WHAT THIS TASK INVOLVES: The records should be repeated word for word, pictures excluded.

■ ■ ■

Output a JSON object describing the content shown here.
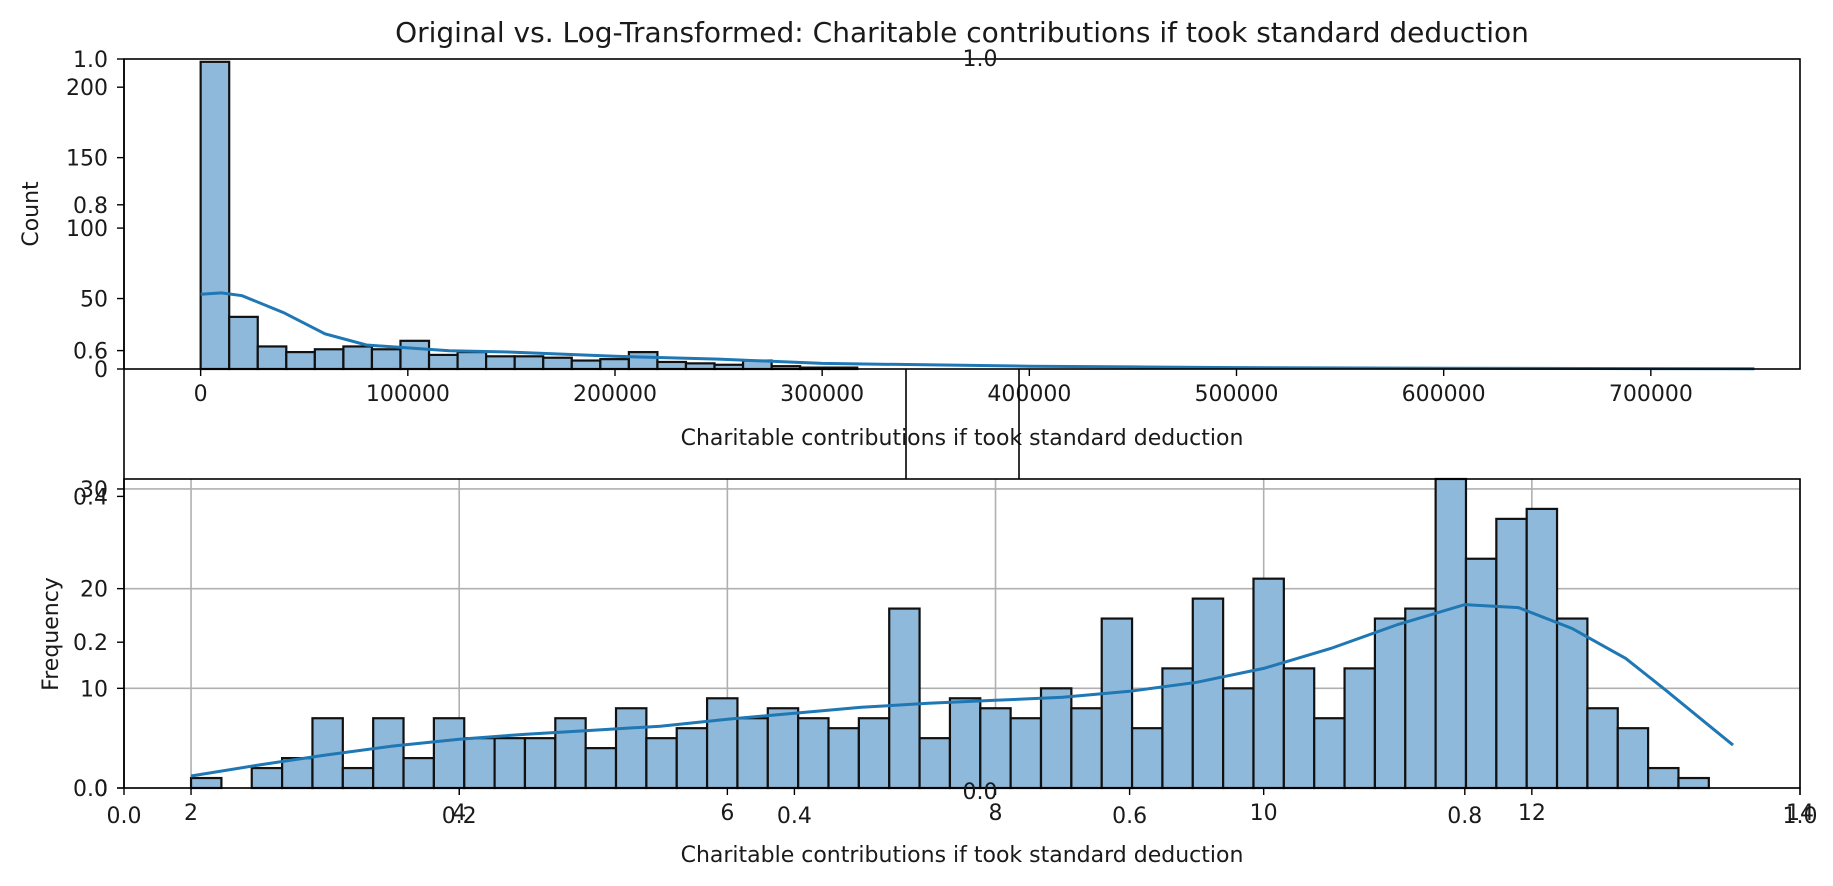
{
  "figure": {
    "title": "Original vs. Log-Transformed: Charitable contributions if took standard deduction"
  },
  "colors": {
    "bar_fill": "#8fb9da",
    "kde_line": "#1f77b4",
    "grid": "#b0b0b0"
  },
  "chart_data": [
    {
      "type": "bar",
      "subtype": "histogram_with_kde",
      "xlabel": "Charitable contributions if took standard deduction",
      "ylabel": "Count",
      "xlim": [
        -37000,
        772000
      ],
      "ylim": [
        0,
        220
      ],
      "x_ticks": [
        0,
        100000,
        200000,
        300000,
        400000,
        500000,
        600000,
        700000
      ],
      "x_tick_labels": [
        "0",
        "100000",
        "200000",
        "300000",
        "400000",
        "500000",
        "600000",
        "700000"
      ],
      "y_ticks": [
        0,
        50,
        100,
        150,
        200
      ],
      "y_tick_labels": [
        "0",
        "50",
        "100",
        "150",
        "200"
      ],
      "grid": false,
      "bin_start": 0,
      "bin_width": 13780,
      "values": [
        218,
        37,
        16,
        12,
        14,
        16,
        14,
        20,
        10,
        12,
        9,
        9,
        8,
        6,
        7,
        12,
        5,
        4,
        3,
        6,
        2,
        1,
        1,
        0,
        0,
        0,
        0,
        0,
        0,
        0,
        0,
        0,
        0,
        0,
        0,
        0,
        0,
        0,
        0,
        0,
        0,
        0,
        0,
        0,
        0,
        0,
        0,
        0,
        0,
        0,
        0,
        0,
        0,
        0
      ],
      "kde": {
        "x": [
          0,
          10000,
          20000,
          40000,
          60000,
          80000,
          100000,
          120000,
          150000,
          200000,
          250000,
          300000,
          350000,
          400000,
          450000,
          500000,
          600000,
          700000,
          750000
        ],
        "y": [
          53,
          54,
          52,
          40,
          25,
          17,
          15,
          13,
          12,
          9,
          7,
          4,
          3,
          2,
          1.5,
          1,
          0.5,
          0.3,
          0.2
        ]
      }
    },
    {
      "type": "bar",
      "subtype": "histogram_with_kde",
      "xlabel": "Charitable contributions if took standard deduction",
      "ylabel": "Frequency",
      "xlim": [
        1.5,
        14.0
      ],
      "ylim": [
        0,
        31
      ],
      "x_ticks": [
        2,
        4,
        6,
        8,
        10,
        12,
        14
      ],
      "x_tick_labels": [
        "2",
        "4",
        "6",
        "8",
        "10",
        "12",
        "14"
      ],
      "y_ticks": [
        0,
        10,
        20,
        30
      ],
      "y_tick_labels": [
        "0",
        "10",
        "20",
        "30"
      ],
      "grid": true,
      "bin_start": 2.0,
      "bin_width": 0.2264,
      "values": [
        1,
        0,
        2,
        3,
        7,
        2,
        7,
        3,
        7,
        5,
        5,
        5,
        7,
        4,
        8,
        5,
        6,
        9,
        7,
        8,
        7,
        6,
        7,
        18,
        5,
        9,
        8,
        7,
        10,
        8,
        17,
        6,
        12,
        19,
        10,
        21,
        12,
        7,
        12,
        17,
        18,
        31,
        23,
        27,
        28,
        17,
        8,
        6,
        2,
        1
      ],
      "kde": {
        "x": [
          2.0,
          2.5,
          3.0,
          3.5,
          4.0,
          4.5,
          5.0,
          5.5,
          6.0,
          6.5,
          7.0,
          7.5,
          8.0,
          8.5,
          9.0,
          9.5,
          10.0,
          10.5,
          11.0,
          11.5,
          11.9,
          12.3,
          12.7,
          13.0,
          13.3,
          13.5
        ],
        "y": [
          1.2,
          2.3,
          3.3,
          4.2,
          4.9,
          5.4,
          5.8,
          6.2,
          6.9,
          7.5,
          8.1,
          8.5,
          8.8,
          9.1,
          9.7,
          10.6,
          12.0,
          14.0,
          16.4,
          18.4,
          18.1,
          16.0,
          13.0,
          9.8,
          6.5,
          4.3
        ]
      }
    },
    {
      "type": "overlay_axes",
      "note_labels": [
        "1.0",
        "0.8",
        "0.6",
        "0.4",
        "0.2",
        "0.0"
      ],
      "left_ticks": [
        1.0,
        0.8,
        0.6,
        0.4,
        0.2,
        0.0
      ],
      "bottom_ticks": [
        0.0,
        0.2,
        0.4,
        0.6,
        0.8,
        1.0
      ],
      "xlim": [
        0,
        1
      ],
      "ylim": [
        0,
        1
      ]
    }
  ]
}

■ ■ ■

TASK ANSWER:
Output a JSON object describing the content shown here.
{
  "figure": {
    "title": "Original vs. Log-Transformed: Charitable contributions if took standard deduction"
  },
  "colors": {
    "bar_fill": "#8fb9da",
    "kde_line": "#1f77b4",
    "grid": "#b0b0b0"
  },
  "chart_data": [
    {
      "type": "bar",
      "subtype": "histogram_with_kde",
      "xlabel": "Charitable contributions if took standard deduction",
      "ylabel": "Count",
      "xlim": [
        -37000,
        772000
      ],
      "ylim": [
        0,
        220
      ],
      "x_ticks": [
        0,
        100000,
        200000,
        300000,
        400000,
        500000,
        600000,
        700000
      ],
      "x_tick_labels": [
        "0",
        "100000",
        "200000",
        "300000",
        "400000",
        "500000",
        "600000",
        "700000"
      ],
      "y_ticks": [
        0,
        50,
        100,
        150,
        200
      ],
      "y_tick_labels": [
        "0",
        "50",
        "100",
        "150",
        "200"
      ],
      "grid": false,
      "bin_start": 0,
      "bin_width": 13780,
      "values": [
        218,
        37,
        16,
        12,
        14,
        16,
        14,
        20,
        10,
        12,
        9,
        9,
        8,
        6,
        7,
        12,
        5,
        4,
        3,
        6,
        2,
        1,
        1,
        0,
        0,
        0,
        0,
        0,
        0,
        0,
        0,
        0,
        0,
        0,
        0,
        0,
        0,
        0,
        0,
        0,
        0,
        0,
        0,
        0,
        0,
        0,
        0,
        0,
        0,
        0,
        0,
        0,
        0,
        0
      ],
      "kde": {
        "x": [
          0,
          10000,
          20000,
          40000,
          60000,
          80000,
          100000,
          120000,
          150000,
          200000,
          250000,
          300000,
          350000,
          400000,
          450000,
          500000,
          600000,
          700000,
          750000
        ],
        "y": [
          53,
          54,
          52,
          40,
          25,
          17,
          15,
          13,
          12,
          9,
          7,
          4,
          3,
          2,
          1.5,
          1,
          0.5,
          0.3,
          0.2
        ]
      }
    },
    {
      "type": "bar",
      "subtype": "histogram_with_kde",
      "xlabel": "Charitable contributions if took standard deduction",
      "ylabel": "Frequency",
      "xlim": [
        1.5,
        14.0
      ],
      "ylim": [
        0,
        31
      ],
      "x_ticks": [
        2,
        4,
        6,
        8,
        10,
        12,
        14
      ],
      "x_tick_labels": [
        "2",
        "4",
        "6",
        "8",
        "10",
        "12",
        "14"
      ],
      "y_ticks": [
        0,
        10,
        20,
        30
      ],
      "y_tick_labels": [
        "0",
        "10",
        "20",
        "30"
      ],
      "grid": true,
      "bin_start": 2.0,
      "bin_width": 0.2264,
      "values": [
        1,
        0,
        2,
        3,
        7,
        2,
        7,
        3,
        7,
        5,
        5,
        5,
        7,
        4,
        8,
        5,
        6,
        9,
        7,
        8,
        7,
        6,
        7,
        18,
        5,
        9,
        8,
        7,
        10,
        8,
        17,
        6,
        12,
        19,
        10,
        21,
        12,
        7,
        12,
        17,
        18,
        31,
        23,
        27,
        28,
        17,
        8,
        6,
        2,
        1
      ],
      "kde": {
        "x": [
          2.0,
          2.5,
          3.0,
          3.5,
          4.0,
          4.5,
          5.0,
          5.5,
          6.0,
          6.5,
          7.0,
          7.5,
          8.0,
          8.5,
          9.0,
          9.5,
          10.0,
          10.5,
          11.0,
          11.5,
          11.9,
          12.3,
          12.7,
          13.0,
          13.3,
          13.5
        ],
        "y": [
          1.2,
          2.3,
          3.3,
          4.2,
          4.9,
          5.4,
          5.8,
          6.2,
          6.9,
          7.5,
          8.1,
          8.5,
          8.8,
          9.1,
          9.7,
          10.6,
          12.0,
          14.0,
          16.4,
          18.4,
          18.1,
          16.0,
          13.0,
          9.8,
          6.5,
          4.3
        ]
      }
    },
    {
      "type": "overlay_axes",
      "note_labels": [
        "1.0",
        "0.8",
        "0.6",
        "0.4",
        "0.2",
        "0.0"
      ],
      "left_ticks": [
        1.0,
        0.8,
        0.6,
        0.4,
        0.2,
        0.0
      ],
      "bottom_ticks": [
        0.0,
        0.2,
        0.4,
        0.6,
        0.8,
        1.0
      ],
      "xlim": [
        0,
        1
      ],
      "ylim": [
        0,
        1
      ]
    }
  ]
}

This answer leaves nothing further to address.